## EXTRACTED RECORDS
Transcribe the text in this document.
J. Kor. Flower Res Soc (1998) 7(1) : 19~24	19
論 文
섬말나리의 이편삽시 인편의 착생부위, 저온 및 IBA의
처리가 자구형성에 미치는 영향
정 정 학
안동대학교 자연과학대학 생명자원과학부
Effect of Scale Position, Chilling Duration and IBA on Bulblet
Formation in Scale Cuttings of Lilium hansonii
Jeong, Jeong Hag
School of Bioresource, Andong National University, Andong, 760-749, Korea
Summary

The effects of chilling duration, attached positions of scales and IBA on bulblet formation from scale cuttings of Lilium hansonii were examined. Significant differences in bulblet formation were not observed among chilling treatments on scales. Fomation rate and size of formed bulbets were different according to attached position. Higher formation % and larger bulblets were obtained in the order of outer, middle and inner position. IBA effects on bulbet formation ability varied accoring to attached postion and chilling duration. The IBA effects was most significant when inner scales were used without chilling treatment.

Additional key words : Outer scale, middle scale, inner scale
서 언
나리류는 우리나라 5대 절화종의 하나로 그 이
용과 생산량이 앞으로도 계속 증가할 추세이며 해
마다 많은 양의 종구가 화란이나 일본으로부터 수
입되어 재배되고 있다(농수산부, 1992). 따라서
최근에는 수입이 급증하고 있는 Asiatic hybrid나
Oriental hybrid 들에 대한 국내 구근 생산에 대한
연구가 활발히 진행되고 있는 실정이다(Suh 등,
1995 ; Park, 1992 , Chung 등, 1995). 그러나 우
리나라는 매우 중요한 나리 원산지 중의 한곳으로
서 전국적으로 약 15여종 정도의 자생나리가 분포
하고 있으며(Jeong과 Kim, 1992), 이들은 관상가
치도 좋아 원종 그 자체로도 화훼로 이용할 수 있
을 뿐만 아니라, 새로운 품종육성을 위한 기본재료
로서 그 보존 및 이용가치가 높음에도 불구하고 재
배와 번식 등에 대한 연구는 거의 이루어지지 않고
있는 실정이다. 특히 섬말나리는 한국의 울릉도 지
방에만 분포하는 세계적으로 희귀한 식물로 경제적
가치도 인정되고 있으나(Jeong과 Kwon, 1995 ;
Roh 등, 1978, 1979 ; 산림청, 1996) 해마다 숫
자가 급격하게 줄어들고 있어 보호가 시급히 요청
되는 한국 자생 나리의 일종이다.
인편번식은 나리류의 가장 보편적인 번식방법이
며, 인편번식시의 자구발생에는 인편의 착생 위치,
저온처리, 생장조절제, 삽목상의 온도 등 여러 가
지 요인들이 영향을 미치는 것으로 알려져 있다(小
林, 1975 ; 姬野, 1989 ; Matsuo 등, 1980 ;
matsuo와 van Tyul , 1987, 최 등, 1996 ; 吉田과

## SHORT EXERCISE
Could you quote the material above in full, exactly as it stands?

## EXERCISE RESULT
Transcribe the text in this document.
J. Kor. Flower Res Soc (1998) 7(1) : 19~24	19
論 文
섬말나리의 이편삽시 인편의 착생부위, 저온 및 IBA의
처리가 자구형성에 미치는 영향
정 정 학
안동대학교 자연과학대학 생명자원과학부
Effect of Scale Position, Chilling Duration and IBA on Bulblet
Formation in Scale Cuttings of Lilium hansonii
Jeong, Jeong Hag
School of Bioresource, Andong National University, Andong, 760-749, Korea
Summary

The effects of chilling duration, attached positions of scales and IBA on bulblet formation from scale cuttings of Lilium hansonii were examined. Significant differences in bulblet formation were not observed among chilling treatments on scales. Fomation rate and size of formed bulbets were different according to attached position. Higher formation % and larger bulblets were obtained in the order of outer, middle and inner position. IBA effects on bulbet formation ability varied accoring to attached postion and chilling duration. The IBA effects was most significant when inner scales were used without chilling treatment.

Additional key words : Outer scale, middle scale, inner scale
서 언
나리류는 우리나라 5대 절화종의 하나로 그 이
용과 생산량이 앞으로도 계속 증가할 추세이며 해
마다 많은 양의 종구가 화란이나 일본으로부터 수
입되어 재배되고 있다(농수산부, 1992). 따라서
최근에는 수입이 급증하고 있는 Asiatic hybrid나
Oriental hybrid 들에 대한 국내 구근 생산에 대한
연구가 활발히 진행되고 있는 실정이다(Suh 등,
1995 ; Park, 1992 , Chung 등, 1995). 그러나 우
리나라는 매우 중요한 나리 원산지 중의 한곳으로
서 전국적으로 약 15여종 정도의 자생나리가 분포
하고 있으며(Jeong과 Kim, 1992), 이들은 관상가
치도 좋아 원종 그 자체로도 화훼로 이용할 수 있
을 뿐만 아니라, 새로운 품종육성을 위한 기본재료
로서 그 보존 및 이용가치가 높음에도 불구하고 재
배와 번식 등에 대한 연구는 거의 이루어지지 않고
있는 실정이다. 특히 섬말나리는 한국의 울릉도 지
방에만 분포하는 세계적으로 희귀한 식물로 경제적
가치도 인정되고 있으나(Jeong과 Kwon, 1995 ;
Roh 등, 1978, 1979 ; 산림청, 1996) 해마다 숫
자가 급격하게 줄어들고 있어 보호가 시급히 요청
되는 한국 자생 나리의 일종이다.
인편번식은 나리류의 가장 보편적인 번식방법이
며, 인편번식시의 자구발생에는 인편의 착생 위치,
저온처리, 생장조절제, 삽목상의 온도 등 여러 가
지 요인들이 영향을 미치는 것으로 알려져 있다(小
林, 1975 ; 姬野, 1989 ; Matsuo 등, 1980 ;
matsuo와 van Tyul , 1987, 최 등, 1996 ; 吉田과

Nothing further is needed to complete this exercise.